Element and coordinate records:
┄┄┄┄┄┄
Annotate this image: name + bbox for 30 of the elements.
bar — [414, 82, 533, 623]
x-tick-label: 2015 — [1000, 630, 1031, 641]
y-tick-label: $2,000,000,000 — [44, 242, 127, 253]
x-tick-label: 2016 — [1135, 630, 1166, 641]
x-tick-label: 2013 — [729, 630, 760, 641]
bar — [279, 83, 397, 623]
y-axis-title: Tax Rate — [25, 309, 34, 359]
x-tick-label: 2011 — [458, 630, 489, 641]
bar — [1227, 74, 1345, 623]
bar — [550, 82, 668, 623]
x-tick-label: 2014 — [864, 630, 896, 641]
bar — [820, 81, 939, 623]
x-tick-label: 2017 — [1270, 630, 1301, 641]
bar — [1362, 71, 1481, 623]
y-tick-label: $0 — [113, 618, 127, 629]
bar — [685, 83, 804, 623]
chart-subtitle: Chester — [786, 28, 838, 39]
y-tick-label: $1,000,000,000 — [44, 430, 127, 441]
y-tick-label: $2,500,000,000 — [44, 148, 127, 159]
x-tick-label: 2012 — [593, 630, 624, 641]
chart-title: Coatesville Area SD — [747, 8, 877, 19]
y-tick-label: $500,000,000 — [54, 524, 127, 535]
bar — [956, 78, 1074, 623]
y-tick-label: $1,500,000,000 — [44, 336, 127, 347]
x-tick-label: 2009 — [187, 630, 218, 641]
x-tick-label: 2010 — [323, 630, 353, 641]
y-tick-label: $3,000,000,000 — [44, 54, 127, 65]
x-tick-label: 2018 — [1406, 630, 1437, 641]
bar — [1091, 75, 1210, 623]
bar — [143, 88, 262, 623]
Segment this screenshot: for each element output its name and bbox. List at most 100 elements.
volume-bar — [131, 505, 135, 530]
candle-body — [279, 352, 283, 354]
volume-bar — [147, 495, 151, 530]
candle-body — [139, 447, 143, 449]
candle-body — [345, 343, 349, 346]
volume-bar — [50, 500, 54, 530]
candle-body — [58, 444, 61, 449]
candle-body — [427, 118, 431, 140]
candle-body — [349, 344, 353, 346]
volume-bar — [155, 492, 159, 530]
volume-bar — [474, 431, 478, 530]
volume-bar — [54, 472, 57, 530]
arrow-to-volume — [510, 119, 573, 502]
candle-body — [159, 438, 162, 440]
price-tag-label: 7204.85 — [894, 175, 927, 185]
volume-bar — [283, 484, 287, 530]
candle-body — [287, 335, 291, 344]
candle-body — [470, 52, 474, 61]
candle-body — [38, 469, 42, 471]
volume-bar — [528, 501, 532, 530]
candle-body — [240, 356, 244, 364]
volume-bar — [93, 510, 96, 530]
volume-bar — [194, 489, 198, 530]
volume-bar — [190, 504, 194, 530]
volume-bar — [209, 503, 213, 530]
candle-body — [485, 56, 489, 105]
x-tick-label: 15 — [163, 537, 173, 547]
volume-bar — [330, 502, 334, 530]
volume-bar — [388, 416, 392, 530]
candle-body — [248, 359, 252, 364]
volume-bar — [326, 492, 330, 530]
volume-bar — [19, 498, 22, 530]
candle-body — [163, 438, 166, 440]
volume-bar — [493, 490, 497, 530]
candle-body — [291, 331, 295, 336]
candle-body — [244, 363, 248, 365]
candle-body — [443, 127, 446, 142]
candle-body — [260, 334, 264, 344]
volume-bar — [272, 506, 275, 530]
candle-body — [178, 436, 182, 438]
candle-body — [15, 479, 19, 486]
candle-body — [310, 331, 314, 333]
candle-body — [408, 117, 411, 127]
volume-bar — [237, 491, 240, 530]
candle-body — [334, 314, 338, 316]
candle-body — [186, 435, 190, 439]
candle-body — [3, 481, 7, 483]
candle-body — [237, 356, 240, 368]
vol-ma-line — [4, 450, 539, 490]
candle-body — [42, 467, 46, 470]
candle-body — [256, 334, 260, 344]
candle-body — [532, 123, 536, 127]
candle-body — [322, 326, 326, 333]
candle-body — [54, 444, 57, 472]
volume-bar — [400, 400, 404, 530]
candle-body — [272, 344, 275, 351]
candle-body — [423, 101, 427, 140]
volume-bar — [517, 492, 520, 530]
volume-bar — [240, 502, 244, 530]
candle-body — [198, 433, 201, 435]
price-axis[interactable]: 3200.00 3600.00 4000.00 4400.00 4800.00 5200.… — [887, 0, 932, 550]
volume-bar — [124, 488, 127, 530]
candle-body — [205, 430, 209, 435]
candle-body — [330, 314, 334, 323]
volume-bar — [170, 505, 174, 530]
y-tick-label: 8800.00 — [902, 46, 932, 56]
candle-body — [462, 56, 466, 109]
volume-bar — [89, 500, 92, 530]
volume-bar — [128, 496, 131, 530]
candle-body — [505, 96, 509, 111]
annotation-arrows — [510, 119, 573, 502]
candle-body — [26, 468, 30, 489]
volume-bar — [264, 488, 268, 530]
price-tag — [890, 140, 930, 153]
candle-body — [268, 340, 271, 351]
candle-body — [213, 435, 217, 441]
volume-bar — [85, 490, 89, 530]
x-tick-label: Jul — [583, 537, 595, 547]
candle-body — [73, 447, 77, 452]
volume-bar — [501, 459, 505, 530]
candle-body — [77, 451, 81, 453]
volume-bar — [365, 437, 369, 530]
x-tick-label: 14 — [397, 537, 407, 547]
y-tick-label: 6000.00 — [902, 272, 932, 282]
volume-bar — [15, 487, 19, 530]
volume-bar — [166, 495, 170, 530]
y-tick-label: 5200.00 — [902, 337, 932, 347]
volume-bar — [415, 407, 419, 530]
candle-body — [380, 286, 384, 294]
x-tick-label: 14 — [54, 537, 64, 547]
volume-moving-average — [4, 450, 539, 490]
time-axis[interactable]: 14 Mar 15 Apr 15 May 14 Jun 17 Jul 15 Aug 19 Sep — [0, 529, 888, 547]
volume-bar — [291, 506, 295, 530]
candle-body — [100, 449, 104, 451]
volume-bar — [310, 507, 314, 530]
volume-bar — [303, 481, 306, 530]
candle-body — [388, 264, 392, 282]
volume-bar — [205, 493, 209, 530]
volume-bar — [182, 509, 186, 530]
┄┄┄┄┄┄
▸ **Task directions**: Copy all of the records above exactly, line for line.

▸ **Exercise solution**:
Annotate this image: name + bbox for 30 of the elements.
bar — [414, 82, 533, 623]
x-tick-label: 2015 — [1000, 630, 1031, 641]
y-tick-label: $2,000,000,000 — [44, 242, 127, 253]
x-tick-label: 2016 — [1135, 630, 1166, 641]
x-tick-label: 2013 — [729, 630, 760, 641]
bar — [279, 83, 397, 623]
y-axis-title: Tax Rate — [25, 309, 34, 359]
x-tick-label: 2011 — [458, 630, 489, 641]
bar — [1227, 74, 1345, 623]
bar — [550, 82, 668, 623]
x-tick-label: 2014 — [864, 630, 896, 641]
bar — [820, 81, 939, 623]
x-tick-label: 2017 — [1270, 630, 1301, 641]
bar — [1362, 71, 1481, 623]
y-tick-label: $0 — [113, 618, 127, 629]
bar — [685, 83, 804, 623]
chart-subtitle: Chester — [786, 28, 838, 39]
y-tick-label: $1,000,000,000 — [44, 430, 127, 441]
y-tick-label: $2,500,000,000 — [44, 148, 127, 159]
x-tick-label: 2012 — [593, 630, 624, 641]
chart-title: Coatesville Area SD — [747, 8, 877, 19]
y-tick-label: $500,000,000 — [54, 524, 127, 535]
bar — [956, 78, 1074, 623]
y-tick-label: $1,500,000,000 — [44, 336, 127, 347]
x-tick-label: 2009 — [187, 630, 218, 641]
x-tick-label: 2010 — [323, 630, 353, 641]
y-tick-label: $3,000,000,000 — [44, 54, 127, 65]
x-tick-label: 2018 — [1406, 630, 1437, 641]
bar — [1091, 75, 1210, 623]
bar — [143, 88, 262, 623]
Segment this screenshot: for each element output its name and bbox. List at most 100 elements.
volume-bar — [131, 505, 135, 530]
candle-body — [279, 352, 283, 354]
volume-bar — [147, 495, 151, 530]
candle-body — [139, 447, 143, 449]
candle-body — [345, 343, 349, 346]
volume-bar — [50, 500, 54, 530]
candle-body — [58, 444, 61, 449]
candle-body — [427, 118, 431, 140]
candle-body — [349, 344, 353, 346]
volume-bar — [155, 492, 159, 530]
volume-bar — [474, 431, 478, 530]
volume-bar — [54, 472, 57, 530]
arrow-to-volume — [510, 119, 573, 502]
candle-body — [159, 438, 162, 440]
price-tag-label: 7204.85 — [894, 175, 927, 185]
volume-bar — [283, 484, 287, 530]
candle-body — [287, 335, 291, 344]
candle-body — [470, 52, 474, 61]
candle-body — [38, 469, 42, 471]
volume-bar — [528, 501, 532, 530]
candle-body — [240, 356, 244, 364]
volume-bar — [93, 510, 96, 530]
volume-bar — [194, 489, 198, 530]
volume-bar — [190, 504, 194, 530]
volume-bar — [209, 503, 213, 530]
candle-body — [485, 56, 489, 105]
x-tick-label: 15 — [163, 537, 173, 547]
volume-bar — [330, 502, 334, 530]
volume-bar — [388, 416, 392, 530]
candle-body — [248, 359, 252, 364]
volume-bar — [326, 492, 330, 530]
volume-bar — [19, 498, 22, 530]
candle-body — [163, 438, 166, 440]
volume-bar — [493, 490, 497, 530]
candle-body — [291, 331, 295, 336]
candle-body — [244, 363, 248, 365]
candle-body — [443, 127, 446, 142]
candle-body — [260, 334, 264, 344]
volume-bar — [272, 506, 275, 530]
candle-body — [178, 436, 182, 438]
candle-body — [15, 479, 19, 486]
candle-body — [310, 331, 314, 333]
candle-body — [408, 117, 411, 127]
volume-bar — [237, 491, 240, 530]
candle-body — [334, 314, 338, 316]
candle-body — [186, 435, 190, 439]
candle-body — [3, 481, 7, 483]
candle-body — [237, 356, 240, 368]
vol-ma-line — [4, 450, 539, 490]
candle-body — [42, 467, 46, 470]
candle-body — [256, 334, 260, 344]
candle-body — [532, 123, 536, 127]
candle-body — [322, 326, 326, 333]
candle-body — [54, 444, 57, 472]
volume-bar — [400, 400, 404, 530]
candle-body — [272, 344, 275, 351]
candle-body — [423, 101, 427, 140]
volume-bar — [517, 492, 520, 530]
volume-bar — [240, 502, 244, 530]
candle-body — [198, 433, 201, 435]
price-axis[interactable]: 3200.00 3600.00 4000.00 4400.00 4800.00 5200.… — [887, 0, 932, 550]
volume-bar — [124, 488, 127, 530]
candle-body — [205, 430, 209, 435]
candle-body — [330, 314, 334, 323]
volume-bar — [170, 505, 174, 530]
y-tick-label: 8800.00 — [902, 46, 932, 56]
candle-body — [462, 56, 466, 109]
volume-bar — [89, 500, 92, 530]
volume-bar — [128, 496, 131, 530]
candle-body — [505, 96, 509, 111]
annotation-arrows — [510, 119, 573, 502]
candle-body — [26, 468, 30, 489]
volume-bar — [264, 488, 268, 530]
price-tag — [890, 140, 930, 153]
candle-body — [268, 340, 271, 351]
candle-body — [213, 435, 217, 441]
volume-bar — [85, 490, 89, 530]
x-tick-label: Jul — [583, 537, 595, 547]
candle-body — [73, 447, 77, 452]
volume-bar — [501, 459, 505, 530]
candle-body — [77, 451, 81, 453]
volume-bar — [365, 437, 369, 530]
x-tick-label: 14 — [397, 537, 407, 547]
y-tick-label: 6000.00 — [902, 272, 932, 282]
volume-bar — [15, 487, 19, 530]
volume-bar — [166, 495, 170, 530]
y-tick-label: 5200.00 — [902, 337, 932, 347]
volume-bar — [415, 407, 419, 530]
candle-body — [380, 286, 384, 294]
x-tick-label: 14 — [54, 537, 64, 547]
volume-moving-average — [4, 450, 539, 490]
time-axis[interactable]: 14 Mar 15 Apr 15 May 14 Jun 17 Jul 15 Aug 19 Sep — [0, 529, 888, 547]
volume-bar — [291, 506, 295, 530]
candle-body — [100, 449, 104, 451]
volume-bar — [310, 507, 314, 530]
volume-bar — [303, 481, 306, 530]
candle-body — [388, 264, 392, 282]
volume-bar — [205, 493, 209, 530]
volume-bar — [182, 509, 186, 530]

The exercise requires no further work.